Scan the material that follows. Copy every line containing the word "JSON".

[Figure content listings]

•••

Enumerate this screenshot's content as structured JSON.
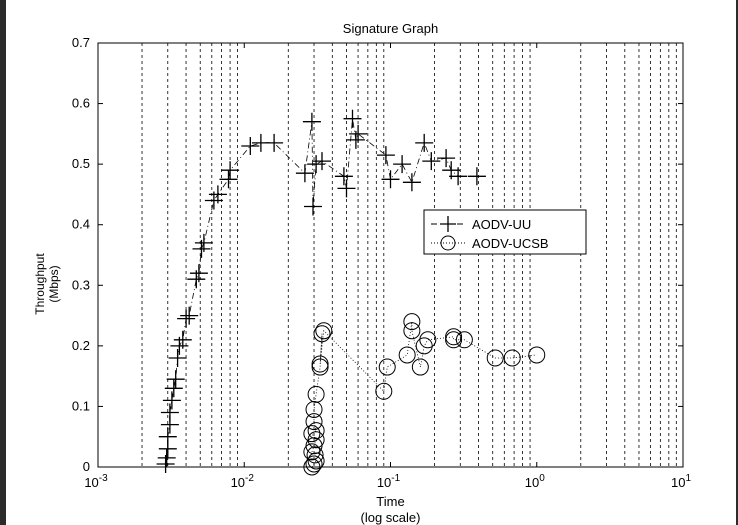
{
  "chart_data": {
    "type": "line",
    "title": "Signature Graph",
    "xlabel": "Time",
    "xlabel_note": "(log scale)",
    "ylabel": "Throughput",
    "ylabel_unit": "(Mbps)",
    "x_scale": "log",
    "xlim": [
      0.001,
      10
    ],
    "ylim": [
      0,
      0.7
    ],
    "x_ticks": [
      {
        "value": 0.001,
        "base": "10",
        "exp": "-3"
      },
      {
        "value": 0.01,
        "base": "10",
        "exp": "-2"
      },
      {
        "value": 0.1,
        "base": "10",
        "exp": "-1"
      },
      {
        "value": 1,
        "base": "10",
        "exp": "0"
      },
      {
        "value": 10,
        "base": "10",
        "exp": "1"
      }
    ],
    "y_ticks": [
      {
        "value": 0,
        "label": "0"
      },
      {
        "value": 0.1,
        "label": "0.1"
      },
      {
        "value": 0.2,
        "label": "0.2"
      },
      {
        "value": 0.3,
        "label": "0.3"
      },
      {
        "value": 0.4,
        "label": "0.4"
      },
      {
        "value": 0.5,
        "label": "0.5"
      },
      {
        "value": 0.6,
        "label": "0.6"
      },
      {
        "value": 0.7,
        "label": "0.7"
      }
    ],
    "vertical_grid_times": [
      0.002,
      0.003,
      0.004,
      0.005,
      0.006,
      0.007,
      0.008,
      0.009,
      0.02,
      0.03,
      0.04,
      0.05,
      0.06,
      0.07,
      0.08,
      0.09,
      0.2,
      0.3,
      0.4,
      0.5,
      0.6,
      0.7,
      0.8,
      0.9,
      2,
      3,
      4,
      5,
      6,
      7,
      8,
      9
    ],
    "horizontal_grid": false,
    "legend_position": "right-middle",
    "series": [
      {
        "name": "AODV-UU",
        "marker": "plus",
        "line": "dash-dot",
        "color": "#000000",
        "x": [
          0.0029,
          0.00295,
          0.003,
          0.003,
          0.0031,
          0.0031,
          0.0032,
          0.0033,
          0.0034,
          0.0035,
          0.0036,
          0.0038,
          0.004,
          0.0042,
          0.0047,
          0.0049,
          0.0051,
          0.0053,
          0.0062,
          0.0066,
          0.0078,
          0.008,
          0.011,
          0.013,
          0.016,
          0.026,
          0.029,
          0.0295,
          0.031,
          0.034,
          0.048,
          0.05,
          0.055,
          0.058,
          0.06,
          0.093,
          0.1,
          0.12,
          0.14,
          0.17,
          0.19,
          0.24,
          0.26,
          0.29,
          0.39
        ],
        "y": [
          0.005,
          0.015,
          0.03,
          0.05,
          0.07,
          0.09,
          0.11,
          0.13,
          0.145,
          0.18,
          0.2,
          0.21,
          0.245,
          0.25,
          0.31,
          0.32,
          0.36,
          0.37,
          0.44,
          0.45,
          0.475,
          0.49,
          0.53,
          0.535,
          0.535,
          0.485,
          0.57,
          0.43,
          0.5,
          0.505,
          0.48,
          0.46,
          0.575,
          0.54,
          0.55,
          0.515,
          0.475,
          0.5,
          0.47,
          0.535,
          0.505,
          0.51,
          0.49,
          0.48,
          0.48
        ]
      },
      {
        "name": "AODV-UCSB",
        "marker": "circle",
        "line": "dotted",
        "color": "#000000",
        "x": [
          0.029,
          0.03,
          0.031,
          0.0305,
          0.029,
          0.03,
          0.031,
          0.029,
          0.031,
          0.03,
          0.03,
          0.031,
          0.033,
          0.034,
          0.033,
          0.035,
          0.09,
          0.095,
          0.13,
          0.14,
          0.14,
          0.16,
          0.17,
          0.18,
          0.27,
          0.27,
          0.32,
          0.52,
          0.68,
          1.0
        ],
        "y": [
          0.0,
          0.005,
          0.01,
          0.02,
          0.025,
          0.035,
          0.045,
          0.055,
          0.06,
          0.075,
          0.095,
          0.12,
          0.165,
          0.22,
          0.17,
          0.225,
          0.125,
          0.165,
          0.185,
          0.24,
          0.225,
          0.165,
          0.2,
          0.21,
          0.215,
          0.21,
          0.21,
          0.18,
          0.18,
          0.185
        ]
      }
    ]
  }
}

•••

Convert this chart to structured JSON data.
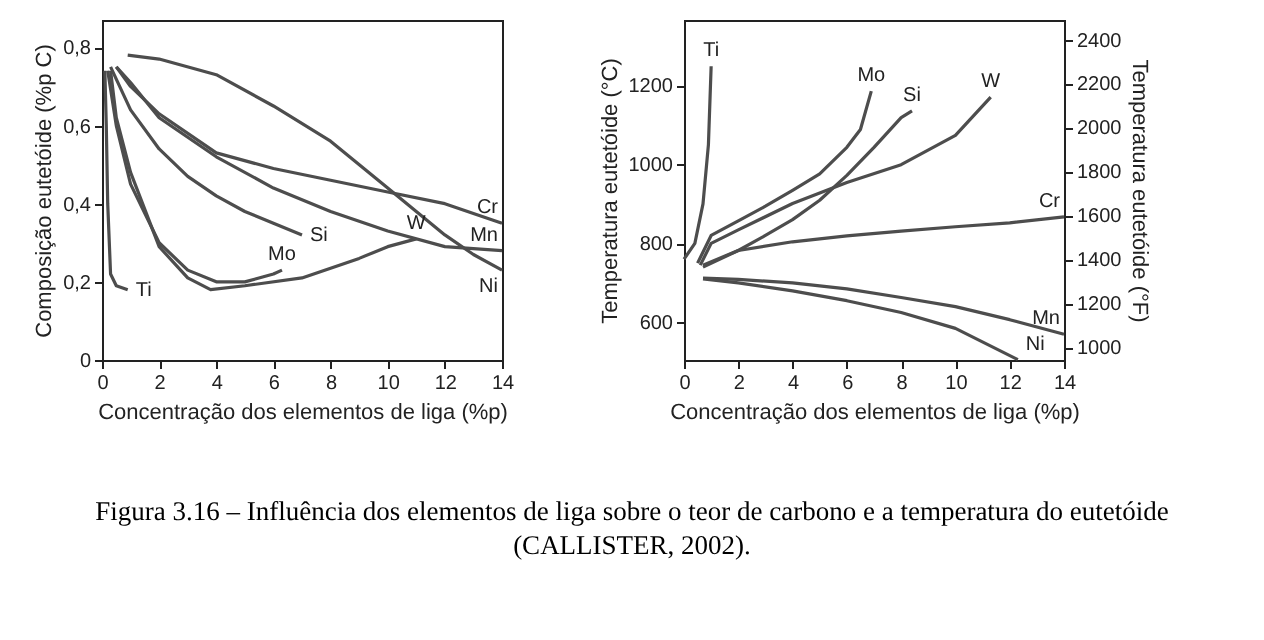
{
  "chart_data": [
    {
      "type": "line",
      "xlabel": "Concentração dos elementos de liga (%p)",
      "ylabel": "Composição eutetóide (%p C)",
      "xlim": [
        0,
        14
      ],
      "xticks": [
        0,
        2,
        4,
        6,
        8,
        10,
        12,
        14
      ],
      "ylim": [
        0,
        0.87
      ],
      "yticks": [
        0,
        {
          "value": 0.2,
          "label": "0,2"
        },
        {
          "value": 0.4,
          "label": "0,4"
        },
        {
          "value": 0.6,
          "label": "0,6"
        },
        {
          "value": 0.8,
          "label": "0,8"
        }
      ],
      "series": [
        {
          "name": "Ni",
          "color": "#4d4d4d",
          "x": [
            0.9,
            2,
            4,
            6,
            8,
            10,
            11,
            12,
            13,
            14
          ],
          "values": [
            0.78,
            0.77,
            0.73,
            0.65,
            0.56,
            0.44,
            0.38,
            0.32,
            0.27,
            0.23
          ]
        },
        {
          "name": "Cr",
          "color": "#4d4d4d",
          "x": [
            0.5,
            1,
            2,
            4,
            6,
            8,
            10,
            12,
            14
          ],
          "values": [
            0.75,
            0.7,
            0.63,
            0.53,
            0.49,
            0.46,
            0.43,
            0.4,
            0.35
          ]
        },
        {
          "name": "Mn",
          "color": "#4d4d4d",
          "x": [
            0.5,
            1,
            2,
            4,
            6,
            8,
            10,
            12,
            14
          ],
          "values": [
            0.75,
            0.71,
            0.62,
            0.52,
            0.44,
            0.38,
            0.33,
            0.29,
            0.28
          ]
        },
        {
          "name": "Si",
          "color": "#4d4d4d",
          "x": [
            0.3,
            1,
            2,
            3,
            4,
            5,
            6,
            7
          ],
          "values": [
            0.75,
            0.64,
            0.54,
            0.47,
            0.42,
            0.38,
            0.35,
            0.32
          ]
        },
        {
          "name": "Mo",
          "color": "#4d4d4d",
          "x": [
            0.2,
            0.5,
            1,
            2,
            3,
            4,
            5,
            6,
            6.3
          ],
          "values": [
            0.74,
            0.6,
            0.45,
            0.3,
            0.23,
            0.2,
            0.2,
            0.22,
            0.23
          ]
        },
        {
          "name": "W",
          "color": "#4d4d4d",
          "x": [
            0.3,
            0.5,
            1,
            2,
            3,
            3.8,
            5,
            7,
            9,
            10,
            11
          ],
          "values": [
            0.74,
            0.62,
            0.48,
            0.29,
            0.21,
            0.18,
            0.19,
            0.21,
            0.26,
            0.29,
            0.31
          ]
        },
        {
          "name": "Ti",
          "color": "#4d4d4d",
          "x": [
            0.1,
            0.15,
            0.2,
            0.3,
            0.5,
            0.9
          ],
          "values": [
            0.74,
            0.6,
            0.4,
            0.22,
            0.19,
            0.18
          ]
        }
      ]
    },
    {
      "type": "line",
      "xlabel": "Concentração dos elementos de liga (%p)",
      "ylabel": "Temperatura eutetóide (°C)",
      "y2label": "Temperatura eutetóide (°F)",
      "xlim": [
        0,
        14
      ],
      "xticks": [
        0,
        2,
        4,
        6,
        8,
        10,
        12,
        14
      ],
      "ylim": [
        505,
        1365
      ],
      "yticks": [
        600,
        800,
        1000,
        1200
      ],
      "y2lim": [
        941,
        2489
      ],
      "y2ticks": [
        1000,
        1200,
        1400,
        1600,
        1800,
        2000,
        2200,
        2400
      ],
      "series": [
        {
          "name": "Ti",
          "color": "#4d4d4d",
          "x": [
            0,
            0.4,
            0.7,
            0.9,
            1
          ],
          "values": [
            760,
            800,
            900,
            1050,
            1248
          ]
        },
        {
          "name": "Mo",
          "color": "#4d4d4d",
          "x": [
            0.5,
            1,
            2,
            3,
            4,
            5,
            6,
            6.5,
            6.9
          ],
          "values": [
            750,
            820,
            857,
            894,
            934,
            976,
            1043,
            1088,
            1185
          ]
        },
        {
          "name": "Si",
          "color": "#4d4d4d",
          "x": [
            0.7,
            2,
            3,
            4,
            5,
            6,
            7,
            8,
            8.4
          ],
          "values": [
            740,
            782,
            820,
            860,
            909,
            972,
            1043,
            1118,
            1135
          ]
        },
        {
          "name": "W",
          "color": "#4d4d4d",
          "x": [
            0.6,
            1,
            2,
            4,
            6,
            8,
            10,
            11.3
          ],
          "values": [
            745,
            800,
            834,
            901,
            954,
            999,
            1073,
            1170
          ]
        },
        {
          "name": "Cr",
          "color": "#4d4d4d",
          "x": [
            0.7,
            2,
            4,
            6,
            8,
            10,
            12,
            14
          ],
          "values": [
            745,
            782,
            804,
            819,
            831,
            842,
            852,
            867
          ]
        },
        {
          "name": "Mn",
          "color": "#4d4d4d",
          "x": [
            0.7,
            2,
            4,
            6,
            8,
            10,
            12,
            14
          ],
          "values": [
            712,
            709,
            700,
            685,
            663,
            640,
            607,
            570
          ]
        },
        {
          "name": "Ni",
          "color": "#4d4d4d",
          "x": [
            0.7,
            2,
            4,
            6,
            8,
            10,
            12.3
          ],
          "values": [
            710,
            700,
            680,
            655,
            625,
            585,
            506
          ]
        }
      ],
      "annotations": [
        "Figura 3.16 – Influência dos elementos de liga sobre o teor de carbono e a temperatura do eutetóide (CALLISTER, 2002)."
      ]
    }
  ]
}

•••

▶ [Reply]:
Enumerate this screenshot's content as structured JSON.
Convert this chart to structured JSON data.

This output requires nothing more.